> _AIM OF THE TASK_
Filter these entries, keeping only lines that hold the word "background".

**** RECORDS SHOWN

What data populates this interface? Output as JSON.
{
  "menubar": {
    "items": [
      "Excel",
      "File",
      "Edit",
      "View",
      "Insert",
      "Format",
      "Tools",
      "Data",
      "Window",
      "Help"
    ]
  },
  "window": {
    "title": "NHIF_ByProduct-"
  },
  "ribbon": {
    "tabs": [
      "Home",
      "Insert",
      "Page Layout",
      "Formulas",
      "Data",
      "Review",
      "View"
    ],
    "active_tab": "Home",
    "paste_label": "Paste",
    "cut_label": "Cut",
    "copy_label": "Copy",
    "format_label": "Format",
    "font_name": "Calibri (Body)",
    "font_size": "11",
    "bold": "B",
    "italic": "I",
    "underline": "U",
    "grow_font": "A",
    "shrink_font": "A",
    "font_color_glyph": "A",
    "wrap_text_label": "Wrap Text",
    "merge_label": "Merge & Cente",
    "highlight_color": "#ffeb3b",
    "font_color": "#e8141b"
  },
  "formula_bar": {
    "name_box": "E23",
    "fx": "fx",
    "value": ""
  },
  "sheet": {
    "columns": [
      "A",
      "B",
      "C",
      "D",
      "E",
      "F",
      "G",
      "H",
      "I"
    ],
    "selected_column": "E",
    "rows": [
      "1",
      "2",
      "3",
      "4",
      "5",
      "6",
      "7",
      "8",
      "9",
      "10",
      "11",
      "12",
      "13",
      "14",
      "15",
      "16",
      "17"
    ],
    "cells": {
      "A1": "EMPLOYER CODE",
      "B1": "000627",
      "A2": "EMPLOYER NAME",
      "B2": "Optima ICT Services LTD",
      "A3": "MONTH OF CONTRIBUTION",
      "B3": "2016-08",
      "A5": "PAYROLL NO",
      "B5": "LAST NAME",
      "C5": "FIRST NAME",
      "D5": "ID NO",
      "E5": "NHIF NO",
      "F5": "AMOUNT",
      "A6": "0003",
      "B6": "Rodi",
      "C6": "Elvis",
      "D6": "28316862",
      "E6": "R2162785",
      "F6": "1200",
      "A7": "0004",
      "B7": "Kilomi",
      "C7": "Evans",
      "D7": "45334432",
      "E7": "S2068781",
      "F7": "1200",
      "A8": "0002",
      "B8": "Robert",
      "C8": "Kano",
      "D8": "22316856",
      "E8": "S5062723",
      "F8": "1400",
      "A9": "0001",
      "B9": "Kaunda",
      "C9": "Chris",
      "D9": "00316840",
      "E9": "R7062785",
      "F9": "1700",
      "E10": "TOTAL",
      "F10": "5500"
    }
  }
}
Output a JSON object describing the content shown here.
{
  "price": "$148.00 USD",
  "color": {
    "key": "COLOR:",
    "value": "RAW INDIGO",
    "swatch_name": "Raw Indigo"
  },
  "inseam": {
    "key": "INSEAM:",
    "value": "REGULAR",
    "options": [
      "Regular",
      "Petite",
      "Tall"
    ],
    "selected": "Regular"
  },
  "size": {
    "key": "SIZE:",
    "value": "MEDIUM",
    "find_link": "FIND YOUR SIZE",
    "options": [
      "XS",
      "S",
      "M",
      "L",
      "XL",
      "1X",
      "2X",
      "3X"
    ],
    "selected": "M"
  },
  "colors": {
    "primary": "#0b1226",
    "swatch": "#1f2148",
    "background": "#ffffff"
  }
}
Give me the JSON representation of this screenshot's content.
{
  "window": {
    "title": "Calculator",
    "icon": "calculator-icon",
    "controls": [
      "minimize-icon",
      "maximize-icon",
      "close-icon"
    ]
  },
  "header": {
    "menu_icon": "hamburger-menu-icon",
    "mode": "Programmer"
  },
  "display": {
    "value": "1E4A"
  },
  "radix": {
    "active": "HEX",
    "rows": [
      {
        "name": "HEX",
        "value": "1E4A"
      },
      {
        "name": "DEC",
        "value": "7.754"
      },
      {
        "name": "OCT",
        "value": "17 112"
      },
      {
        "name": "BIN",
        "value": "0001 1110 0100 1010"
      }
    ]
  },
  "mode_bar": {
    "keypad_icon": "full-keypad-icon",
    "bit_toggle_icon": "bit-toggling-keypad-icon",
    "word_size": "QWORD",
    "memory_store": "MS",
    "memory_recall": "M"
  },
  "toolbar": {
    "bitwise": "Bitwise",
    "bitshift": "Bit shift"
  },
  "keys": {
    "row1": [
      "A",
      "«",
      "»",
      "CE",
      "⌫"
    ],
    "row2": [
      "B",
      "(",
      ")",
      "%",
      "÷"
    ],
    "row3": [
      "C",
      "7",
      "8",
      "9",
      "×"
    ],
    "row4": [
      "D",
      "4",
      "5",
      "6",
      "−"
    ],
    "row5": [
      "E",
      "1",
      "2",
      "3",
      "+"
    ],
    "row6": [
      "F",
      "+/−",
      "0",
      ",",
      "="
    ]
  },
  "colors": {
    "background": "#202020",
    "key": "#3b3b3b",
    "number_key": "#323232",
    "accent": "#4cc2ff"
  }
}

********

> _WRITTEN REPLY_
    "background": "#ffffff"
    "background": "#202020",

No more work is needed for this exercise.